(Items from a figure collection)
╔══

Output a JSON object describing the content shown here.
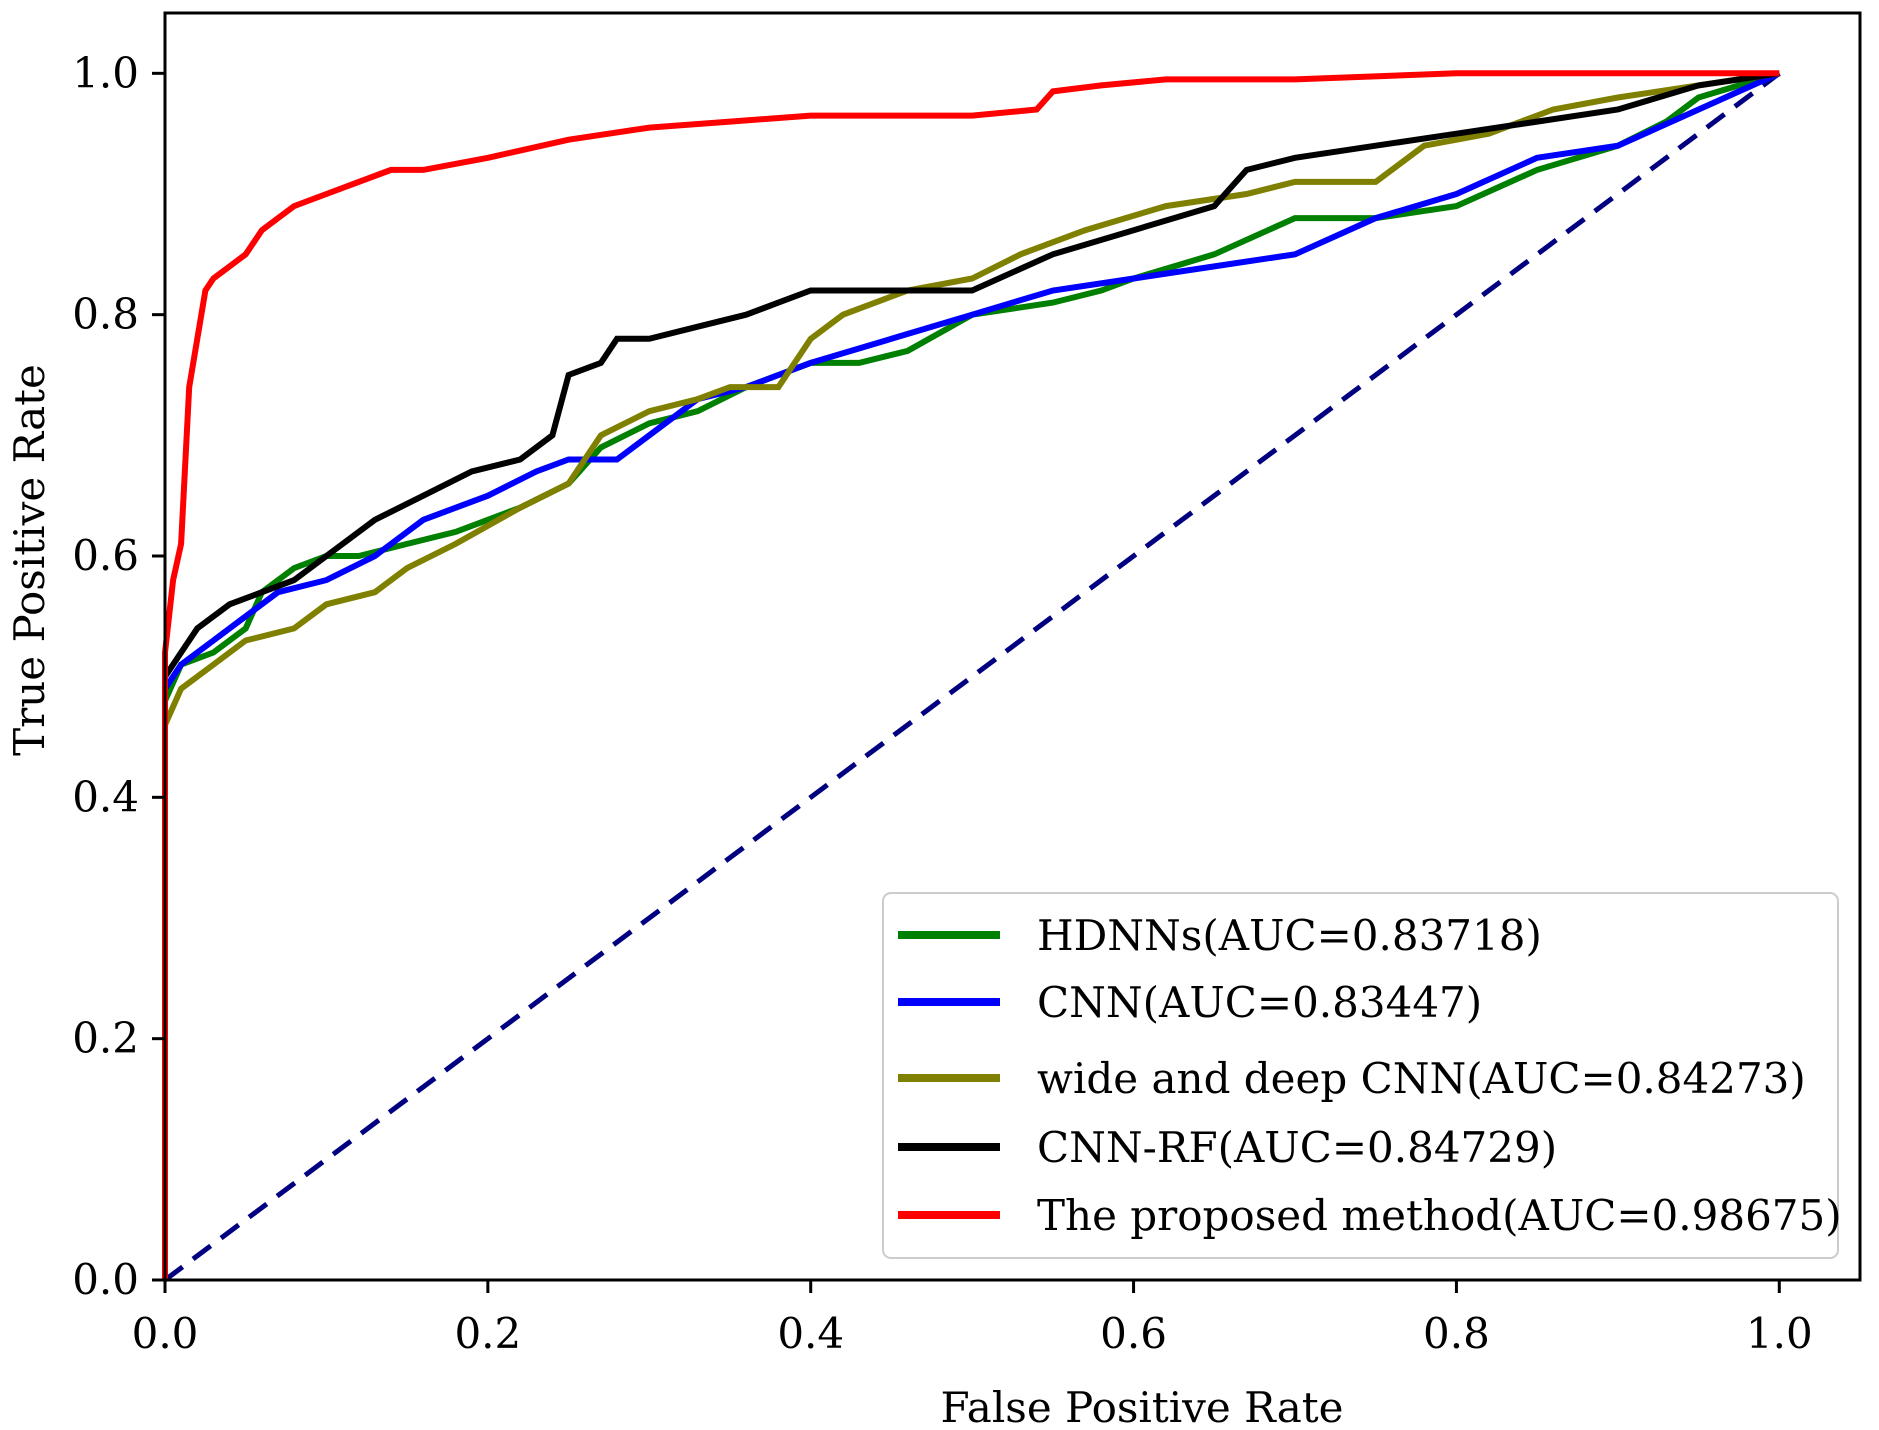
{
  "chart_data": {
    "type": "line",
    "title": "",
    "xlabel": "False Positive Rate",
    "ylabel": "True Positive Rate",
    "xlim": [
      0.0,
      1.05
    ],
    "ylim": [
      0.0,
      1.05
    ],
    "xticks": [
      0.0,
      0.2,
      0.4,
      0.6,
      0.8,
      1.0
    ],
    "yticks": [
      0.0,
      0.2,
      0.4,
      0.6,
      0.8,
      1.0
    ],
    "xtick_labels": [
      "0.0",
      "0.2",
      "0.4",
      "0.6",
      "0.8",
      "1.0"
    ],
    "ytick_labels": [
      "0.0",
      "0.2",
      "0.4",
      "0.6",
      "0.8",
      "1.0"
    ],
    "grid": false,
    "legend_position": "lower-right",
    "diagonal": {
      "name": "chance",
      "color": "#000080",
      "style": "dashed",
      "x": [
        0,
        1
      ],
      "y": [
        0,
        1
      ]
    },
    "series": [
      {
        "name": "HDNNs(AUC=0.83718)",
        "color": "#008000",
        "x": [
          0,
          0,
          0.01,
          0.03,
          0.05,
          0.06,
          0.08,
          0.1,
          0.12,
          0.15,
          0.18,
          0.2,
          0.22,
          0.25,
          0.27,
          0.3,
          0.33,
          0.36,
          0.4,
          0.43,
          0.46,
          0.5,
          0.55,
          0.58,
          0.6,
          0.65,
          0.7,
          0.75,
          0.8,
          0.85,
          0.9,
          0.93,
          0.95,
          1.0
        ],
        "y": [
          0,
          0.48,
          0.51,
          0.52,
          0.54,
          0.57,
          0.59,
          0.6,
          0.6,
          0.61,
          0.62,
          0.63,
          0.64,
          0.66,
          0.69,
          0.71,
          0.72,
          0.74,
          0.76,
          0.76,
          0.77,
          0.8,
          0.81,
          0.82,
          0.83,
          0.85,
          0.88,
          0.88,
          0.89,
          0.92,
          0.94,
          0.96,
          0.98,
          1.0
        ]
      },
      {
        "name": "CNN(AUC=0.83447)",
        "color": "#0000ff",
        "x": [
          0,
          0,
          0.01,
          0.03,
          0.05,
          0.07,
          0.1,
          0.13,
          0.16,
          0.2,
          0.23,
          0.25,
          0.28,
          0.3,
          0.33,
          0.36,
          0.4,
          0.45,
          0.5,
          0.55,
          0.6,
          0.65,
          0.7,
          0.75,
          0.8,
          0.85,
          0.9,
          0.95,
          1.0
        ],
        "y": [
          0,
          0.49,
          0.51,
          0.53,
          0.55,
          0.57,
          0.58,
          0.6,
          0.63,
          0.65,
          0.67,
          0.68,
          0.68,
          0.7,
          0.73,
          0.74,
          0.76,
          0.78,
          0.8,
          0.82,
          0.83,
          0.84,
          0.85,
          0.88,
          0.9,
          0.93,
          0.94,
          0.97,
          1.0
        ]
      },
      {
        "name": "wide and deep CNN(AUC=0.84273)",
        "color": "#808000",
        "x": [
          0,
          0,
          0.01,
          0.03,
          0.05,
          0.08,
          0.1,
          0.13,
          0.15,
          0.18,
          0.22,
          0.25,
          0.27,
          0.3,
          0.33,
          0.35,
          0.38,
          0.4,
          0.42,
          0.46,
          0.5,
          0.53,
          0.57,
          0.62,
          0.67,
          0.7,
          0.75,
          0.78,
          0.82,
          0.86,
          0.9,
          0.95,
          1.0
        ],
        "y": [
          0,
          0.46,
          0.49,
          0.51,
          0.53,
          0.54,
          0.56,
          0.57,
          0.59,
          0.61,
          0.64,
          0.66,
          0.7,
          0.72,
          0.73,
          0.74,
          0.74,
          0.78,
          0.8,
          0.82,
          0.83,
          0.85,
          0.87,
          0.89,
          0.9,
          0.91,
          0.91,
          0.94,
          0.95,
          0.97,
          0.98,
          0.99,
          1.0
        ]
      },
      {
        "name": "CNN-RF(AUC=0.84729)",
        "color": "#000000",
        "x": [
          0,
          0,
          0.01,
          0.02,
          0.04,
          0.06,
          0.08,
          0.1,
          0.13,
          0.16,
          0.19,
          0.22,
          0.24,
          0.25,
          0.27,
          0.28,
          0.3,
          0.33,
          0.36,
          0.38,
          0.4,
          0.45,
          0.5,
          0.55,
          0.6,
          0.65,
          0.67,
          0.7,
          0.75,
          0.8,
          0.85,
          0.9,
          0.95,
          1.0
        ],
        "y": [
          0,
          0.5,
          0.52,
          0.54,
          0.56,
          0.57,
          0.58,
          0.6,
          0.63,
          0.65,
          0.67,
          0.68,
          0.7,
          0.75,
          0.76,
          0.78,
          0.78,
          0.79,
          0.8,
          0.81,
          0.82,
          0.82,
          0.82,
          0.85,
          0.87,
          0.89,
          0.92,
          0.93,
          0.94,
          0.95,
          0.96,
          0.97,
          0.99,
          1.0
        ]
      },
      {
        "name": "The proposed method(AUC=0.98675)",
        "color": "#ff0000",
        "x": [
          0,
          0,
          0.005,
          0.01,
          0.015,
          0.02,
          0.025,
          0.03,
          0.04,
          0.05,
          0.06,
          0.07,
          0.08,
          0.1,
          0.12,
          0.14,
          0.16,
          0.2,
          0.25,
          0.3,
          0.35,
          0.4,
          0.45,
          0.5,
          0.54,
          0.55,
          0.58,
          0.62,
          0.7,
          0.8,
          0.9,
          1.0
        ],
        "y": [
          0,
          0.52,
          0.58,
          0.61,
          0.74,
          0.78,
          0.82,
          0.83,
          0.84,
          0.85,
          0.87,
          0.88,
          0.89,
          0.9,
          0.91,
          0.92,
          0.92,
          0.93,
          0.945,
          0.955,
          0.96,
          0.965,
          0.965,
          0.965,
          0.97,
          0.985,
          0.99,
          0.995,
          0.995,
          1.0,
          1.0,
          1.0
        ]
      }
    ]
  }
}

╚══

Given task: Go through the listing above and write it all out exactly, leaving out any picture.

Result for this exercise:
Output a JSON object describing the content shown here.
{
  "chart_data": {
    "type": "line",
    "title": "",
    "xlabel": "False Positive Rate",
    "ylabel": "True Positive Rate",
    "xlim": [
      0.0,
      1.05
    ],
    "ylim": [
      0.0,
      1.05
    ],
    "xticks": [
      0.0,
      0.2,
      0.4,
      0.6,
      0.8,
      1.0
    ],
    "yticks": [
      0.0,
      0.2,
      0.4,
      0.6,
      0.8,
      1.0
    ],
    "xtick_labels": [
      "0.0",
      "0.2",
      "0.4",
      "0.6",
      "0.8",
      "1.0"
    ],
    "ytick_labels": [
      "0.0",
      "0.2",
      "0.4",
      "0.6",
      "0.8",
      "1.0"
    ],
    "grid": false,
    "legend_position": "lower-right",
    "diagonal": {
      "name": "chance",
      "color": "#000080",
      "style": "dashed",
      "x": [
        0,
        1
      ],
      "y": [
        0,
        1
      ]
    },
    "series": [
      {
        "name": "HDNNs(AUC=0.83718)",
        "color": "#008000",
        "x": [
          0,
          0,
          0.01,
          0.03,
          0.05,
          0.06,
          0.08,
          0.1,
          0.12,
          0.15,
          0.18,
          0.2,
          0.22,
          0.25,
          0.27,
          0.3,
          0.33,
          0.36,
          0.4,
          0.43,
          0.46,
          0.5,
          0.55,
          0.58,
          0.6,
          0.65,
          0.7,
          0.75,
          0.8,
          0.85,
          0.9,
          0.93,
          0.95,
          1.0
        ],
        "y": [
          0,
          0.48,
          0.51,
          0.52,
          0.54,
          0.57,
          0.59,
          0.6,
          0.6,
          0.61,
          0.62,
          0.63,
          0.64,
          0.66,
          0.69,
          0.71,
          0.72,
          0.74,
          0.76,
          0.76,
          0.77,
          0.8,
          0.81,
          0.82,
          0.83,
          0.85,
          0.88,
          0.88,
          0.89,
          0.92,
          0.94,
          0.96,
          0.98,
          1.0
        ]
      },
      {
        "name": "CNN(AUC=0.83447)",
        "color": "#0000ff",
        "x": [
          0,
          0,
          0.01,
          0.03,
          0.05,
          0.07,
          0.1,
          0.13,
          0.16,
          0.2,
          0.23,
          0.25,
          0.28,
          0.3,
          0.33,
          0.36,
          0.4,
          0.45,
          0.5,
          0.55,
          0.6,
          0.65,
          0.7,
          0.75,
          0.8,
          0.85,
          0.9,
          0.95,
          1.0
        ],
        "y": [
          0,
          0.49,
          0.51,
          0.53,
          0.55,
          0.57,
          0.58,
          0.6,
          0.63,
          0.65,
          0.67,
          0.68,
          0.68,
          0.7,
          0.73,
          0.74,
          0.76,
          0.78,
          0.8,
          0.82,
          0.83,
          0.84,
          0.85,
          0.88,
          0.9,
          0.93,
          0.94,
          0.97,
          1.0
        ]
      },
      {
        "name": "wide and deep CNN(AUC=0.84273)",
        "color": "#808000",
        "x": [
          0,
          0,
          0.01,
          0.03,
          0.05,
          0.08,
          0.1,
          0.13,
          0.15,
          0.18,
          0.22,
          0.25,
          0.27,
          0.3,
          0.33,
          0.35,
          0.38,
          0.4,
          0.42,
          0.46,
          0.5,
          0.53,
          0.57,
          0.62,
          0.67,
          0.7,
          0.75,
          0.78,
          0.82,
          0.86,
          0.9,
          0.95,
          1.0
        ],
        "y": [
          0,
          0.46,
          0.49,
          0.51,
          0.53,
          0.54,
          0.56,
          0.57,
          0.59,
          0.61,
          0.64,
          0.66,
          0.7,
          0.72,
          0.73,
          0.74,
          0.74,
          0.78,
          0.8,
          0.82,
          0.83,
          0.85,
          0.87,
          0.89,
          0.9,
          0.91,
          0.91,
          0.94,
          0.95,
          0.97,
          0.98,
          0.99,
          1.0
        ]
      },
      {
        "name": "CNN-RF(AUC=0.84729)",
        "color": "#000000",
        "x": [
          0,
          0,
          0.01,
          0.02,
          0.04,
          0.06,
          0.08,
          0.1,
          0.13,
          0.16,
          0.19,
          0.22,
          0.24,
          0.25,
          0.27,
          0.28,
          0.3,
          0.33,
          0.36,
          0.38,
          0.4,
          0.45,
          0.5,
          0.55,
          0.6,
          0.65,
          0.67,
          0.7,
          0.75,
          0.8,
          0.85,
          0.9,
          0.95,
          1.0
        ],
        "y": [
          0,
          0.5,
          0.52,
          0.54,
          0.56,
          0.57,
          0.58,
          0.6,
          0.63,
          0.65,
          0.67,
          0.68,
          0.7,
          0.75,
          0.76,
          0.78,
          0.78,
          0.79,
          0.8,
          0.81,
          0.82,
          0.82,
          0.82,
          0.85,
          0.87,
          0.89,
          0.92,
          0.93,
          0.94,
          0.95,
          0.96,
          0.97,
          0.99,
          1.0
        ]
      },
      {
        "name": "The proposed method(AUC=0.98675)",
        "color": "#ff0000",
        "x": [
          0,
          0,
          0.005,
          0.01,
          0.015,
          0.02,
          0.025,
          0.03,
          0.04,
          0.05,
          0.06,
          0.07,
          0.08,
          0.1,
          0.12,
          0.14,
          0.16,
          0.2,
          0.25,
          0.3,
          0.35,
          0.4,
          0.45,
          0.5,
          0.54,
          0.55,
          0.58,
          0.62,
          0.7,
          0.8,
          0.9,
          1.0
        ],
        "y": [
          0,
          0.52,
          0.58,
          0.61,
          0.74,
          0.78,
          0.82,
          0.83,
          0.84,
          0.85,
          0.87,
          0.88,
          0.89,
          0.9,
          0.91,
          0.92,
          0.92,
          0.93,
          0.945,
          0.955,
          0.96,
          0.965,
          0.965,
          0.965,
          0.97,
          0.985,
          0.99,
          0.995,
          0.995,
          1.0,
          1.0,
          1.0
        ]
      }
    ]
  }
}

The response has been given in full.